▶ Written task:
Recast the lines below as a JSON list of strings, one string per line and no blank lines. Start at the line that contains "tree-item-label: Els [123, 178, 141, 193]", end at the line that contains "value-data: (数值未设置) [531, 103, 600, 118]", and include both of those lines.

▶ Records of where items appear:
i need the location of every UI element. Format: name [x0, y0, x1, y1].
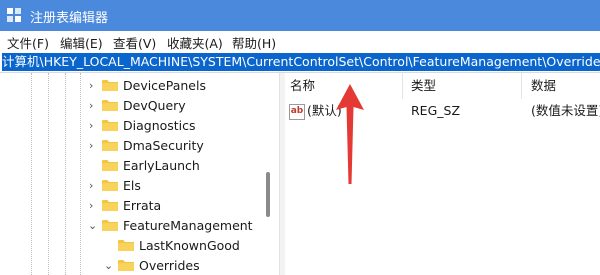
tree-item-label: Els [123, 178, 141, 193]
tree-item-label: Overrides [139, 258, 200, 273]
folder-icon [102, 180, 118, 191]
string-value-icon: ab [289, 104, 305, 120]
tree-item-label: DmaSecurity [123, 138, 204, 153]
value-data: (数值未设置) [531, 103, 600, 118]
chevron-right-icon[interactable]: › [89, 180, 99, 192]
folder-open-icon [102, 220, 118, 231]
folder-icon [102, 200, 118, 211]
address-path[interactable]: 计算机\HKEY_LOCAL_MACHINE\SYSTEM\CurrentCon… [2, 53, 600, 71]
tree-item-featuremanagement[interactable]: ⌄ FeatureManagement [0, 216, 262, 236]
chevron-right-icon[interactable]: › [89, 140, 99, 152]
tree-item-label: FeatureManagement [123, 218, 253, 233]
chevron-down-icon[interactable]: ⌄ [104, 260, 114, 272]
address-bar[interactable]: 计算机\HKEY_LOCAL_MACHINE\SYSTEM\CurrentCon… [0, 52, 600, 73]
column-header-data[interactable]: 数据 [531, 73, 556, 99]
tree-item-label: DevQuery [123, 98, 186, 113]
window-title: 注册表编辑器 [30, 11, 109, 26]
tree-item-overrides[interactable]: ⌄ Overrides [0, 256, 262, 275]
menu-edit[interactable]: 编辑(E) [60, 33, 103, 52]
tree-item-label: LastKnownGood [139, 238, 240, 253]
tree-item-diagnostics[interactable]: › Diagnostics [0, 116, 262, 136]
tree-item-label: EarlyLaunch [123, 158, 200, 173]
column-header-name[interactable]: 名称 [290, 73, 315, 99]
tree-item-errata[interactable]: › Errata [0, 196, 262, 216]
chevron-right-icon[interactable]: › [89, 100, 99, 112]
menu-bar: 文件(F) 编辑(E) 查看(V) 收藏夹(A) 帮助(H) [0, 31, 600, 52]
tree-item-earlylaunch[interactable]: EarlyLaunch [0, 156, 262, 176]
folder-icon [102, 140, 118, 151]
title-bar: 注册表编辑器 [0, 0, 600, 31]
folder-icon [118, 240, 134, 251]
menu-help[interactable]: 帮助(H) [232, 33, 276, 52]
folder-icon [102, 160, 118, 171]
tree-scrollbar-thumb[interactable] [266, 172, 270, 217]
chevron-right-icon[interactable]: › [89, 120, 99, 132]
tree-item-devquery[interactable]: › DevQuery [0, 96, 262, 116]
tree-item-devicepanels[interactable]: › DevicePanels [0, 76, 262, 96]
folder-icon [102, 100, 118, 111]
value-type: REG_SZ [411, 103, 461, 118]
column-separator[interactable] [521, 73, 522, 99]
menu-view[interactable]: 查看(V) [113, 33, 156, 52]
tree-item-label: Errata [123, 198, 162, 213]
tree-item-dmasecurity[interactable]: › DmaSecurity [0, 136, 262, 156]
chevron-right-icon[interactable]: › [89, 200, 99, 212]
tree-item-lastknowngood[interactable]: LastKnownGood [0, 236, 262, 256]
tree-pane[interactable]: › DevicePanels › DevQuery › Diagnostics … [0, 73, 279, 275]
folder-open-icon [118, 260, 134, 271]
annotation-arrow-up [336, 84, 364, 184]
folder-icon [102, 80, 118, 91]
menu-file[interactable]: 文件(F) [7, 33, 49, 52]
chevron-down-icon[interactable]: ⌄ [88, 220, 98, 232]
folder-icon [102, 120, 118, 131]
column-separator[interactable] [402, 73, 403, 99]
menu-favorites[interactable]: 收藏夹(A) [167, 33, 223, 52]
tree-item-els[interactable]: › Els [0, 176, 262, 196]
tree-item-label: DevicePanels [123, 78, 206, 93]
tree-item-label: Diagnostics [123, 118, 196, 133]
column-header-type[interactable]: 类型 [411, 73, 436, 99]
regedit-icon [7, 8, 21, 22]
chevron-right-icon[interactable]: › [89, 80, 99, 92]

▶ Solution for this problem:
[
  "tree-item-label: Els [123, 178, 141, 193]",
  "tree-item-label: Overrides [139, 258, 200, 273]",
  "folder-icon [102, 180, 118, 191]",
  "string-value-icon: ab [289, 104, 305, 120]",
  "tree-item-label: DmaSecurity [123, 138, 204, 153]",
  "value-data: (数值未设置) [531, 103, 600, 118]"
]